◆ GIVEN EXERCISE ◆
Provide the data again in its entirety, exactly as given.

◆ DATA TO USE ◆
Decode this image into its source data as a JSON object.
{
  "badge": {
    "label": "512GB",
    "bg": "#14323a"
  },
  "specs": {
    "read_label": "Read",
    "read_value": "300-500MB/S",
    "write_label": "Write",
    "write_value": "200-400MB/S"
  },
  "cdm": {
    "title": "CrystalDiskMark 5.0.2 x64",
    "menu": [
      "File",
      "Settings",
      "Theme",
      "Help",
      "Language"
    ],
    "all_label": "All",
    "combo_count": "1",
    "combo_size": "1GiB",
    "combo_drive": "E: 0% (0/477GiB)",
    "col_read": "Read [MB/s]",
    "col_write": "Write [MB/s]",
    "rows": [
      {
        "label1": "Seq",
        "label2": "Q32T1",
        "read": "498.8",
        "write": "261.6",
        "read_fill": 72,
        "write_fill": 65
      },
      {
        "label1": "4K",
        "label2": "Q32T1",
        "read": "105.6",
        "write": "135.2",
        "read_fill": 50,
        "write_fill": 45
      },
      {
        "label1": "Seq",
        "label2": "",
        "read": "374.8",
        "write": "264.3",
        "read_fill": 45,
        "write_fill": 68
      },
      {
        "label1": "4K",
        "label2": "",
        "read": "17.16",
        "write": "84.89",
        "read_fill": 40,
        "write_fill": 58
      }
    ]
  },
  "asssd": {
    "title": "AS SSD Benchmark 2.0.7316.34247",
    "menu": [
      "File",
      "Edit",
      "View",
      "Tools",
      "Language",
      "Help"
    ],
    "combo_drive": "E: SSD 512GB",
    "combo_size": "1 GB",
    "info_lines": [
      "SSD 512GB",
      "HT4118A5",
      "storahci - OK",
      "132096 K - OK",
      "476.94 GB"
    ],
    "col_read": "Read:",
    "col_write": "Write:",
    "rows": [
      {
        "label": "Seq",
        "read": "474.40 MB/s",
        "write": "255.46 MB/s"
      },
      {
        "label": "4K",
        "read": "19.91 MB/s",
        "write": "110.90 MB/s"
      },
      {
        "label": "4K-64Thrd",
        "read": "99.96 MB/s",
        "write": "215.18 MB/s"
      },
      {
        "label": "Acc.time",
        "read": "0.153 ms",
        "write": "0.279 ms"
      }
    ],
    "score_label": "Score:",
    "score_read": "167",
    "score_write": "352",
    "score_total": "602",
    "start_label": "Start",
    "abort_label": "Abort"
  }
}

◆ WRITTEN ANSWER ◆
Decode this image into its source data as a JSON object.
{
  "badge": {
    "label": "512GB",
    "bg": "#14323a"
  },
  "specs": {
    "read_label": "Read",
    "read_value": "300-500MB/S",
    "write_label": "Write",
    "write_value": "200-400MB/S"
  },
  "cdm": {
    "title": "CrystalDiskMark 5.0.2 x64",
    "menu": [
      "File",
      "Settings",
      "Theme",
      "Help",
      "Language"
    ],
    "all_label": "All",
    "combo_count": "1",
    "combo_size": "1GiB",
    "combo_drive": "E: 0% (0/477GiB)",
    "col_read": "Read [MB/s]",
    "col_write": "Write [MB/s]",
    "rows": [
      {
        "label1": "Seq",
        "label2": "Q32T1",
        "read": "498.8",
        "write": "261.6",
        "read_fill": 72,
        "write_fill": 65
      },
      {
        "label1": "4K",
        "label2": "Q32T1",
        "read": "105.6",
        "write": "135.2",
        "read_fill": 50,
        "write_fill": 45
      },
      {
        "label1": "Seq",
        "label2": "",
        "read": "374.8",
        "write": "264.3",
        "read_fill": 45,
        "write_fill": 68
      },
      {
        "label1": "4K",
        "label2": "",
        "read": "17.16",
        "write": "84.89",
        "read_fill": 40,
        "write_fill": 58
      }
    ]
  },
  "asssd": {
    "title": "AS SSD Benchmark 2.0.7316.34247",
    "menu": [
      "File",
      "Edit",
      "View",
      "Tools",
      "Language",
      "Help"
    ],
    "combo_drive": "E: SSD 512GB",
    "combo_size": "1 GB",
    "info_lines": [
      "SSD 512GB",
      "HT4118A5",
      "storahci - OK",
      "132096 K - OK",
      "476.94 GB"
    ],
    "col_read": "Read:",
    "col_write": "Write:",
    "rows": [
      {
        "label": "Seq",
        "read": "474.40 MB/s",
        "write": "255.46 MB/s"
      },
      {
        "label": "4K",
        "read": "19.91 MB/s",
        "write": "110.90 MB/s"
      },
      {
        "label": "4K-64Thrd",
        "read": "99.96 MB/s",
        "write": "215.18 MB/s"
      },
      {
        "label": "Acc.time",
        "read": "0.153 ms",
        "write": "0.279 ms"
      }
    ],
    "score_label": "Score:",
    "score_read": "167",
    "score_write": "352",
    "score_total": "602",
    "start_label": "Start",
    "abort_label": "Abort"
  }
}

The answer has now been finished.